• REQUIRED TASK:
Collect all the lines that mention the word "Pipeline".
··· EXCERPTED RECORDS ···
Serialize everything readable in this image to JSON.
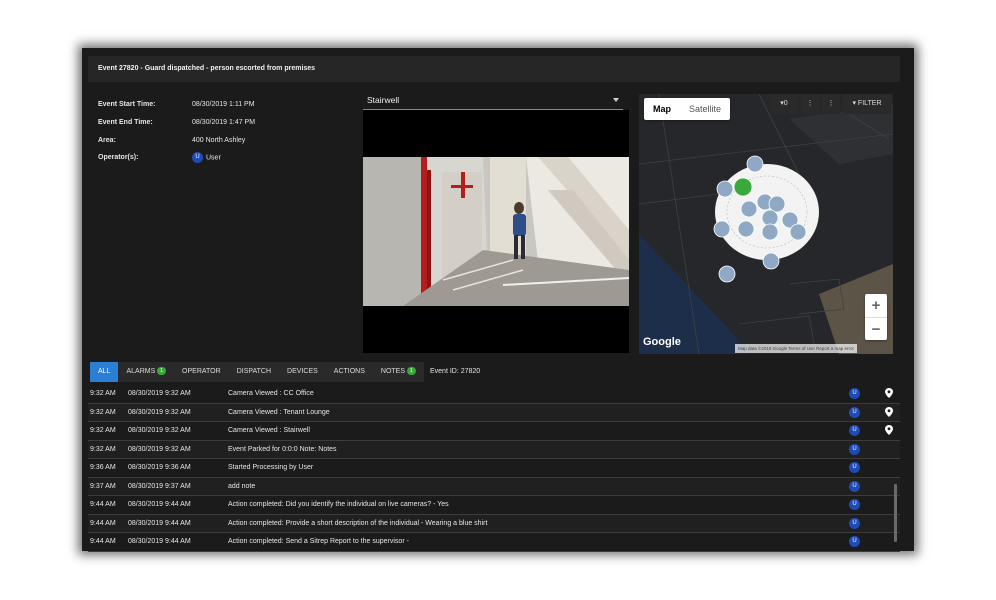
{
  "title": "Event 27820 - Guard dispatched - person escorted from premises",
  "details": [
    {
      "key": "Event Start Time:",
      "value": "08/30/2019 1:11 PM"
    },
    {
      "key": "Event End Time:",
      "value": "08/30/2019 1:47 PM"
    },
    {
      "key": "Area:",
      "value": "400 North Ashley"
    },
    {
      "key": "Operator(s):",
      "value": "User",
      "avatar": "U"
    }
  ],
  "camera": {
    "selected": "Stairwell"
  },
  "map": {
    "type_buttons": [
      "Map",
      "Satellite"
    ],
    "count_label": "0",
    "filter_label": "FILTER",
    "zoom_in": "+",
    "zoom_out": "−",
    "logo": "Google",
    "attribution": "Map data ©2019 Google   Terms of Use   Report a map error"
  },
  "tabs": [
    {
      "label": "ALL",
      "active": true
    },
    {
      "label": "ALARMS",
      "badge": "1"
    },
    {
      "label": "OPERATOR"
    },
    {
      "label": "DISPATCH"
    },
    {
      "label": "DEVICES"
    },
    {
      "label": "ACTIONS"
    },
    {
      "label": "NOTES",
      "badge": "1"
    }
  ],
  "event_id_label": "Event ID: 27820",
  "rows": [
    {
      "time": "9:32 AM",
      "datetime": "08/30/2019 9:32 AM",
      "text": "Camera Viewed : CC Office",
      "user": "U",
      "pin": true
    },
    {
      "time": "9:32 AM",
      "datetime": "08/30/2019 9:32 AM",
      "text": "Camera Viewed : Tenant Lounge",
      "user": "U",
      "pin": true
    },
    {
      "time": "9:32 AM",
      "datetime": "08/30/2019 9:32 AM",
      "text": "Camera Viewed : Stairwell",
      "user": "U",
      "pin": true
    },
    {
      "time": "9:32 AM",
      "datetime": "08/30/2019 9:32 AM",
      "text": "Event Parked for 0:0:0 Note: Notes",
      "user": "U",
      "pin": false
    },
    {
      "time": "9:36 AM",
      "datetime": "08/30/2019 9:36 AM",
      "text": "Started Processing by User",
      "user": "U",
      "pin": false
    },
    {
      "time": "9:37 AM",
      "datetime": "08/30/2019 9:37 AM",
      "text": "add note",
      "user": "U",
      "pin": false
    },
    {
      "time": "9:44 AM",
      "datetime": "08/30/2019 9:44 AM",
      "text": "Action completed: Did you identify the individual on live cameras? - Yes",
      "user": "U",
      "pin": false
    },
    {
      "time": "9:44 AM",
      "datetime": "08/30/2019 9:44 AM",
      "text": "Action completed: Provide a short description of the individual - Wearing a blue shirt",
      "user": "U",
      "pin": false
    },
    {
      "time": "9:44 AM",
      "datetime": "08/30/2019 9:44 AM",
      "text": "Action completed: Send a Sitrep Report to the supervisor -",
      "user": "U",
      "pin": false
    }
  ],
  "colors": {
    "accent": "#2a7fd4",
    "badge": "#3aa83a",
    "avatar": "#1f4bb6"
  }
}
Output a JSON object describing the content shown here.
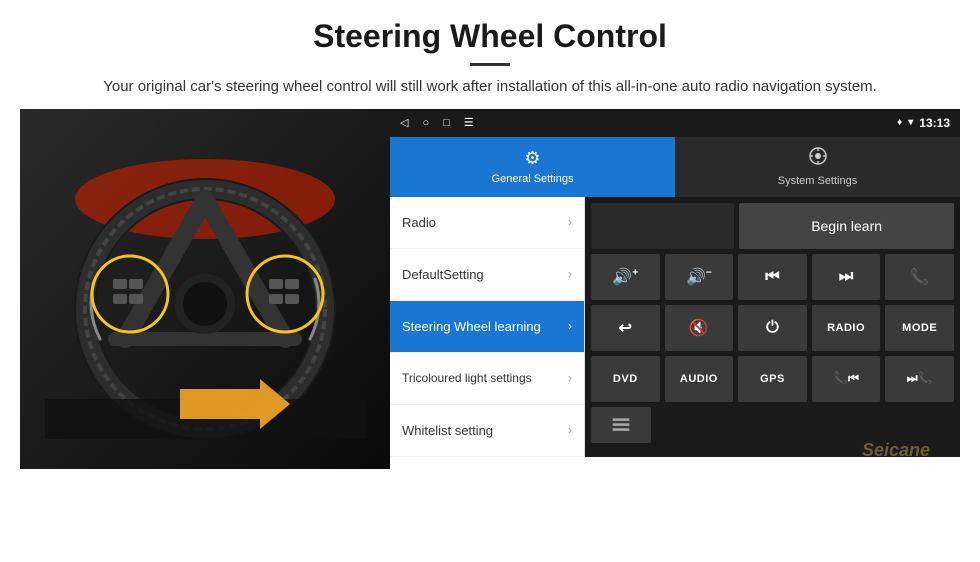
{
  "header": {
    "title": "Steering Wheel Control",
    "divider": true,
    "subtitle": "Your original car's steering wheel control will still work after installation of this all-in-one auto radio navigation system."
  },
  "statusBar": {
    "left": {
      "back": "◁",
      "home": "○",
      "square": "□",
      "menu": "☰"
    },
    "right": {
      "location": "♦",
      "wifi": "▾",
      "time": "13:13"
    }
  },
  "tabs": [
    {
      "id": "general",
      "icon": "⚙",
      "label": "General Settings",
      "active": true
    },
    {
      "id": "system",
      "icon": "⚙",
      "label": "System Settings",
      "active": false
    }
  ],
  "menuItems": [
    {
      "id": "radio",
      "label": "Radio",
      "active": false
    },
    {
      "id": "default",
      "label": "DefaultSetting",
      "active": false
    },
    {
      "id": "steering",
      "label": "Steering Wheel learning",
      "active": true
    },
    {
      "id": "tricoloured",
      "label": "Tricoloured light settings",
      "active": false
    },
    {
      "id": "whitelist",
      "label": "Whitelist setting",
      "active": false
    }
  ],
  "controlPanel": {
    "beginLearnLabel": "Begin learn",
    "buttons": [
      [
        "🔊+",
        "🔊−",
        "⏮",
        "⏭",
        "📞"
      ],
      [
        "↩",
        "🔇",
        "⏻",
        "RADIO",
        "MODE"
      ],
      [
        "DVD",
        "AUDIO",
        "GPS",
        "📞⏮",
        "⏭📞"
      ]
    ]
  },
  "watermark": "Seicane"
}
···
··· EXCERPTED RECORDS ···
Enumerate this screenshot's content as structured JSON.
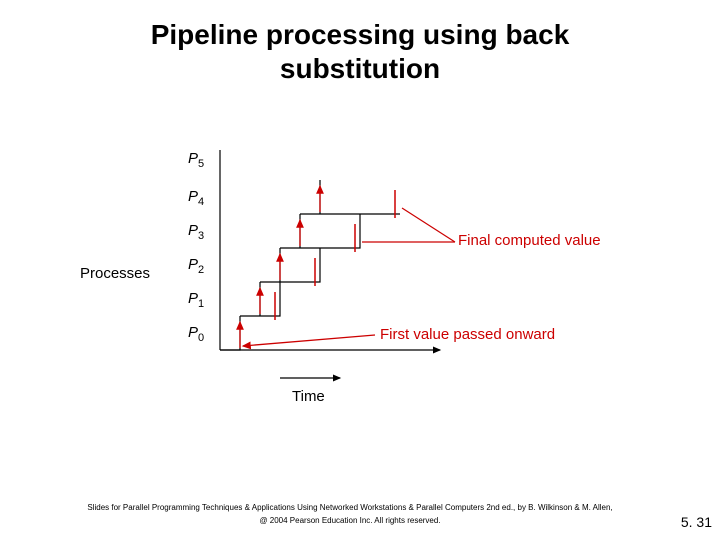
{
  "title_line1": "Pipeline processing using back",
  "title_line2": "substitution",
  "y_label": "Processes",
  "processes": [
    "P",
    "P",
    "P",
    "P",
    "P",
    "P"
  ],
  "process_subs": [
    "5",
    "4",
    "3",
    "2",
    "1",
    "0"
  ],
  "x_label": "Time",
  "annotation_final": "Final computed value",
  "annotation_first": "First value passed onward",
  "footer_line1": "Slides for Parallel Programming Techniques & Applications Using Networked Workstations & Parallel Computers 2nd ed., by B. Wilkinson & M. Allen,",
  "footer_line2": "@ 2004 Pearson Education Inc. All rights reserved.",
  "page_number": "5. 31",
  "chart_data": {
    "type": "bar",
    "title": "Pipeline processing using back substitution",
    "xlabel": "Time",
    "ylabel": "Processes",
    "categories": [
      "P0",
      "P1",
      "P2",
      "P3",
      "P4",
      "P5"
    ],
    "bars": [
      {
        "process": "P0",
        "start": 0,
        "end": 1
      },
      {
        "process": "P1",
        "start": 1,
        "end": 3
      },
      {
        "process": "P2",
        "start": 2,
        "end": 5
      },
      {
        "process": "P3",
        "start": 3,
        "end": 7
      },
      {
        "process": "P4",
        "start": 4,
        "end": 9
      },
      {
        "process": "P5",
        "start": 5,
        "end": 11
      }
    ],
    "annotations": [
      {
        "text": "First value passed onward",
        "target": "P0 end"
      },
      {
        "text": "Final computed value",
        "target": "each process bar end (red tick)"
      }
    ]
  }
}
···
• RESPONSE BELOW:
  "title_line1": "Pipeline processing using back",
    "title": "Pipeline processing using back substitution",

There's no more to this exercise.